What is needed ▸
Using the records that follow, copy every line containing the word "IFSC".
--- BEGIN Listed entries ---
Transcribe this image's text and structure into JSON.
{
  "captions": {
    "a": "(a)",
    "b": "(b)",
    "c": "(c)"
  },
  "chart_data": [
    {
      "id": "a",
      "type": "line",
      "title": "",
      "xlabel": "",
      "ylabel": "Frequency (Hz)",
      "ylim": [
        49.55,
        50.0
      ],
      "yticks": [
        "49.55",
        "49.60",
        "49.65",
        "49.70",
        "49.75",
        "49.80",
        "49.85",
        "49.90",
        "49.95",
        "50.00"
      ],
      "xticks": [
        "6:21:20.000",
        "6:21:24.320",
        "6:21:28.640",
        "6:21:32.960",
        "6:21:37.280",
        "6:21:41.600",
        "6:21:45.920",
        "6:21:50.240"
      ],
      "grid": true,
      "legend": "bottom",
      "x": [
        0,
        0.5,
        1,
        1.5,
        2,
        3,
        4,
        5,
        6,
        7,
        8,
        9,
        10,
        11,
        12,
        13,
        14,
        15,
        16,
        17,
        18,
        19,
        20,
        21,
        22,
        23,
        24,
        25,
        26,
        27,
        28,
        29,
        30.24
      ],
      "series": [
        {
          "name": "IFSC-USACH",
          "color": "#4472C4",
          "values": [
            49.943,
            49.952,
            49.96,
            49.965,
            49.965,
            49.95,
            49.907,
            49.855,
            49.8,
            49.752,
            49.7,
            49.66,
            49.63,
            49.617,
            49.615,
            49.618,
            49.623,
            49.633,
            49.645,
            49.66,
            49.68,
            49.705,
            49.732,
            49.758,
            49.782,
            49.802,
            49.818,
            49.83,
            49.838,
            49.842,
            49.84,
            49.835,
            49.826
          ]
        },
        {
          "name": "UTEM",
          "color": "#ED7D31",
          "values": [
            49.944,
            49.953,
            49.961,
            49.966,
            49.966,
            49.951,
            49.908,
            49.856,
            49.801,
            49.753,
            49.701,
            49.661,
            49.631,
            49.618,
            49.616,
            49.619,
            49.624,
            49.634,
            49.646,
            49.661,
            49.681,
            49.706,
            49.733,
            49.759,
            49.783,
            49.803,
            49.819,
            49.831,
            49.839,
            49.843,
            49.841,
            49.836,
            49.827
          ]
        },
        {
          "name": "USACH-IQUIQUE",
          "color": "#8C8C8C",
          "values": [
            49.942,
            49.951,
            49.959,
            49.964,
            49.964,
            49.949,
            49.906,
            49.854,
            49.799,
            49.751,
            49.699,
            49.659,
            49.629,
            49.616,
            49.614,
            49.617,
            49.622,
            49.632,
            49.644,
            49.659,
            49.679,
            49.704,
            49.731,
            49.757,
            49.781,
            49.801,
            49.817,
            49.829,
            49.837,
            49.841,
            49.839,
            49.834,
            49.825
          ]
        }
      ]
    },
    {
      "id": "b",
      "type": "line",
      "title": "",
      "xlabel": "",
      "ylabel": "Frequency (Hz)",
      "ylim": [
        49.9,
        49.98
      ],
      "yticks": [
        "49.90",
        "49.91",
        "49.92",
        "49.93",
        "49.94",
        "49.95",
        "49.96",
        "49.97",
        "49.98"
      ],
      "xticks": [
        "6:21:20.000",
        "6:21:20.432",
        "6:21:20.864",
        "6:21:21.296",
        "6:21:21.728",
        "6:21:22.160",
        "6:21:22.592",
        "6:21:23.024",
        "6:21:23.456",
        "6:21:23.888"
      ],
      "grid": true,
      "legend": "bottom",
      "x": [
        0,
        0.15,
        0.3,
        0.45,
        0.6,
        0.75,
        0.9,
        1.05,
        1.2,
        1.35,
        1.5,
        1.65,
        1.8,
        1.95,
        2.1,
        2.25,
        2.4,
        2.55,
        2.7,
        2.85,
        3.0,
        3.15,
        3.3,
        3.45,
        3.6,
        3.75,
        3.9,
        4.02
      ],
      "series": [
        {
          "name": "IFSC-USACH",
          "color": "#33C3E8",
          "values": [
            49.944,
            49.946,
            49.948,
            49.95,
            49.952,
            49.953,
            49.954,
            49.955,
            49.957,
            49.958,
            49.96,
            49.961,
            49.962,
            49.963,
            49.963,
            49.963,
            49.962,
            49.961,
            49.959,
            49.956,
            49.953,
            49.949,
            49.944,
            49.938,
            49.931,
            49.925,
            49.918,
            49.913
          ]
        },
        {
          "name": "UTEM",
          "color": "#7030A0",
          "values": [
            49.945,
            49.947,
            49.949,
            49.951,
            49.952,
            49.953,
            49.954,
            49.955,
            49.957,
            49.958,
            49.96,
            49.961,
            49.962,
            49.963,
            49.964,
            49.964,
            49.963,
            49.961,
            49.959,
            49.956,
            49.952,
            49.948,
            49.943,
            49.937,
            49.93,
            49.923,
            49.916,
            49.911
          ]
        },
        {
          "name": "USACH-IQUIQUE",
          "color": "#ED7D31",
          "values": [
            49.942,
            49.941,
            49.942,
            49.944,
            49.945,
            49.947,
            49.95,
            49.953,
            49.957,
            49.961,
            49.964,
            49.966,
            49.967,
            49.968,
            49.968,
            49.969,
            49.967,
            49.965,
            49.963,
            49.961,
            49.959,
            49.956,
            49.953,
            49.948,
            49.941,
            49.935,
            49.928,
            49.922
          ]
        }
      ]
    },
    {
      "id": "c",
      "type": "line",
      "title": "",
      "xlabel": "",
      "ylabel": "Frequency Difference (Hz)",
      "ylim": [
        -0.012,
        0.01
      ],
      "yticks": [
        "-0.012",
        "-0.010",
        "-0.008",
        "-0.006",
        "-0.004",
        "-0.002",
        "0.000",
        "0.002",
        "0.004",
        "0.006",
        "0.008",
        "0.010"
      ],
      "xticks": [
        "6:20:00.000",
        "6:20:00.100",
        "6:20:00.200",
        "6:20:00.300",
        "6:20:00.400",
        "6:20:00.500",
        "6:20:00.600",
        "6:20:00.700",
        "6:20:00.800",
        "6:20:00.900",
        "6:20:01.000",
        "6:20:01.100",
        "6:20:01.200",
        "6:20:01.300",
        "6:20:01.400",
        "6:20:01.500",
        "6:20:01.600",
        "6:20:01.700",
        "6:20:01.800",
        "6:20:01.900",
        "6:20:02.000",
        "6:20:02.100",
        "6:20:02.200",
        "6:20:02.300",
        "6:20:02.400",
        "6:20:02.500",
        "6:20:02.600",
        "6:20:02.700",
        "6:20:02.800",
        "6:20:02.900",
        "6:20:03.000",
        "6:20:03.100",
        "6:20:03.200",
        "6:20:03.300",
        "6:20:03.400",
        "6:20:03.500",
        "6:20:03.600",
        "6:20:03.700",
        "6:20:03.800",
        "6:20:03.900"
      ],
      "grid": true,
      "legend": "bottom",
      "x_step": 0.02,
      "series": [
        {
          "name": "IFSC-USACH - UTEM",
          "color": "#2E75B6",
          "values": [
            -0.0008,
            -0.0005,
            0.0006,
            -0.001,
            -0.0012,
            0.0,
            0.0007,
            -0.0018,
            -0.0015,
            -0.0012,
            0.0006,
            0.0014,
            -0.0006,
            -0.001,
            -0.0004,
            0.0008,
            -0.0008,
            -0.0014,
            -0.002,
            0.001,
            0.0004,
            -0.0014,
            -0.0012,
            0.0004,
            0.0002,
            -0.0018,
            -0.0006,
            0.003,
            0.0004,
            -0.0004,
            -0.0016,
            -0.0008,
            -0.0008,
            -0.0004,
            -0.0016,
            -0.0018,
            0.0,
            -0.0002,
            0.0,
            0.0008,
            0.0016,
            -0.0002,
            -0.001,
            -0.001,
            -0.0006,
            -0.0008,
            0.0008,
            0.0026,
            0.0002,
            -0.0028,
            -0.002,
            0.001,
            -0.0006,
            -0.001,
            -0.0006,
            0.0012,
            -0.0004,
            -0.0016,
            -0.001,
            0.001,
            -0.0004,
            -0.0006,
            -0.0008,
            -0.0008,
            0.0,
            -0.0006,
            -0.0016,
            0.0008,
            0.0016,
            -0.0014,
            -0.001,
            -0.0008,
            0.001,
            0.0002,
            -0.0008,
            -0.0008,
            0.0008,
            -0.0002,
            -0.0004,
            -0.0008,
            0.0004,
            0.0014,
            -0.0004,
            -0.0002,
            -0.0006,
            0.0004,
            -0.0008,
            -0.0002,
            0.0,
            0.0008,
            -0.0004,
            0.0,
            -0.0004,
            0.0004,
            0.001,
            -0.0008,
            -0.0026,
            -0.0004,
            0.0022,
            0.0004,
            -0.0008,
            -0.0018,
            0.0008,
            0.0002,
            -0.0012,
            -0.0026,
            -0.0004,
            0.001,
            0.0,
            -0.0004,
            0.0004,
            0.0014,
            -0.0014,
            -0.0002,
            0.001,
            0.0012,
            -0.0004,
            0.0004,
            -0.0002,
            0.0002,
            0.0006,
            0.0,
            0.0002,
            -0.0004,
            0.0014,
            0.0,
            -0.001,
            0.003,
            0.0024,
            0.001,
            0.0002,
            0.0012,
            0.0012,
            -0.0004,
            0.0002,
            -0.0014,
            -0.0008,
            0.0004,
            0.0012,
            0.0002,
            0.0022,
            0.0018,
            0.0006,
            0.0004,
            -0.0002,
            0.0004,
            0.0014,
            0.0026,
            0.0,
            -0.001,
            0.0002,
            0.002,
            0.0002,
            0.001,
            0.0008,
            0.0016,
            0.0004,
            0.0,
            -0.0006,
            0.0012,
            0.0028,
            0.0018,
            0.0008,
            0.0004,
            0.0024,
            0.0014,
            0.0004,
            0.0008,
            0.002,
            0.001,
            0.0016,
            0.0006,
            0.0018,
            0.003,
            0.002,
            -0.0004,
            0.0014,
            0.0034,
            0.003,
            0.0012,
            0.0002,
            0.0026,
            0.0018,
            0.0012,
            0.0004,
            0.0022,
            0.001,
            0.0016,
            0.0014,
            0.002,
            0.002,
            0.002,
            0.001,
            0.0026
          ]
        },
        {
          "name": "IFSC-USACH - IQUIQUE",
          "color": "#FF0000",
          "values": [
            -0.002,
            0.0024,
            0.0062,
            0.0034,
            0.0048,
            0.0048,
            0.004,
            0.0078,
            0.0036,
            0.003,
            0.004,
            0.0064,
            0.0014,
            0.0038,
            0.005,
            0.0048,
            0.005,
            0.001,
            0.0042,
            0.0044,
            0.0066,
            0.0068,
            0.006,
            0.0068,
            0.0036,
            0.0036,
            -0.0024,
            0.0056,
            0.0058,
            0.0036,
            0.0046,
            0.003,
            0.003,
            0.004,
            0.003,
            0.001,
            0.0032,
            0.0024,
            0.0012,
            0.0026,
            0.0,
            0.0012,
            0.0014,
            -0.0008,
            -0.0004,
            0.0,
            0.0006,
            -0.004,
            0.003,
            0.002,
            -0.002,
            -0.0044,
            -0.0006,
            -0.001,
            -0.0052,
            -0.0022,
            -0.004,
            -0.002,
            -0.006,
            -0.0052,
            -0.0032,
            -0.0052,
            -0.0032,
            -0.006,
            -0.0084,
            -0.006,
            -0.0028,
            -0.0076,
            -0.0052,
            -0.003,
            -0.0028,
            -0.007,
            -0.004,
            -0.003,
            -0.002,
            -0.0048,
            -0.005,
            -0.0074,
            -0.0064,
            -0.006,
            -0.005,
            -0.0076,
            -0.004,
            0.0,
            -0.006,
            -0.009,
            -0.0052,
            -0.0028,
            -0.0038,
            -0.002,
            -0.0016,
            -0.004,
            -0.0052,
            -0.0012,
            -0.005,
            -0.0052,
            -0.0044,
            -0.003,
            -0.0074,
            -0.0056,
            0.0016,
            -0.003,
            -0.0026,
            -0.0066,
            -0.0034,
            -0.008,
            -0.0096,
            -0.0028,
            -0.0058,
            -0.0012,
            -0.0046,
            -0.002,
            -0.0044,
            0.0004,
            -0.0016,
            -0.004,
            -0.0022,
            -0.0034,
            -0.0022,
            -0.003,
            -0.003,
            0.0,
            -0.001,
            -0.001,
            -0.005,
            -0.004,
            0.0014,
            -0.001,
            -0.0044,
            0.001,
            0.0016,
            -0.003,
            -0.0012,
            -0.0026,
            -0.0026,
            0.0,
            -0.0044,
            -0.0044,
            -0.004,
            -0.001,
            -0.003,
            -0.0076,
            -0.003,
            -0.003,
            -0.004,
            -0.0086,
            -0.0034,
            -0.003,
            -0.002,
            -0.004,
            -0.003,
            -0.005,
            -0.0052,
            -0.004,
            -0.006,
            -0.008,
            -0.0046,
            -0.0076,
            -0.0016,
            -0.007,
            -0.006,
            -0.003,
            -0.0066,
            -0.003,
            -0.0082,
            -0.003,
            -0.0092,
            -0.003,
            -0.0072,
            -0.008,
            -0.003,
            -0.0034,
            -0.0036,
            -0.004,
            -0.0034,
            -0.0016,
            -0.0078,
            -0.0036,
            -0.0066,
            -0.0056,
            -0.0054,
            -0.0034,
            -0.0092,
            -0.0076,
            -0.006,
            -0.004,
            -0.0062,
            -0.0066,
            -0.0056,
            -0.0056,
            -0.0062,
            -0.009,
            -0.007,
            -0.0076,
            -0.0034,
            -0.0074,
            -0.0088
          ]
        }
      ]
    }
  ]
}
--- END Listed entries ---
The response ▸
          "name": "IFSC-USACH",
          "name": "IFSC-USACH",
          "name": "IFSC-USACH - UTEM",
          "name": "IFSC-USACH - IQUIQUE",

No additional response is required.